- _Exercise prompt_
Retype the listing that follows, exactly as written.
++++ Data in this exercise
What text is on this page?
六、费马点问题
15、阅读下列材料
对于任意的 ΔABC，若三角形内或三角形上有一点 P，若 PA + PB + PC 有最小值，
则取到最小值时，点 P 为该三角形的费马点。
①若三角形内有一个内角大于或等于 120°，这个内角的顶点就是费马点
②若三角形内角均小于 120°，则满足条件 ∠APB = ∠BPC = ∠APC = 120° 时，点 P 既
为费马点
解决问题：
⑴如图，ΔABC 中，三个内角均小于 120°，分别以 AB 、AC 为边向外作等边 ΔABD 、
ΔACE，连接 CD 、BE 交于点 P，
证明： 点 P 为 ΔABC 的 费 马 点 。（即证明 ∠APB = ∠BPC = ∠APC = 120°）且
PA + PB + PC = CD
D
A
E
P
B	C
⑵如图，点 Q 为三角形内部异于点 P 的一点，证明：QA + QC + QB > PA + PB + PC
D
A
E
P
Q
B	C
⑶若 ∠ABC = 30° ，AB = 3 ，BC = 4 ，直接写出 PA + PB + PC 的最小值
++++++++
- _Right answer_
What text is on this page?
六、费马点问题
15、阅读下列材料
对于任意的 ΔABC，若三角形内或三角形上有一点 P，若 PA + PB + PC 有最小值，
则取到最小值时，点 P 为该三角形的费马点。
①若三角形内有一个内角大于或等于 120°，这个内角的顶点就是费马点
②若三角形内角均小于 120°，则满足条件 ∠APB = ∠BPC = ∠APC = 120° 时，点 P 既
为费马点
解决问题：
⑴如图，ΔABC 中，三个内角均小于 120°，分别以 AB 、AC 为边向外作等边 ΔABD 、
ΔACE，连接 CD 、BE 交于点 P，
证明： 点 P 为 ΔABC 的 费 马 点 。（即证明 ∠APB = ∠BPC = ∠APC = 120°）且
PA + PB + PC = CD
D
A
E
P
B	C
⑵如图，点 Q 为三角形内部异于点 P 的一点，证明：QA + QC + QB > PA + PB + PC
D
A
E
P
Q
B	C
⑶若 ∠ABC = 30° ，AB = 3 ，BC = 4 ，直接写出 PA + PB + PC 的最小值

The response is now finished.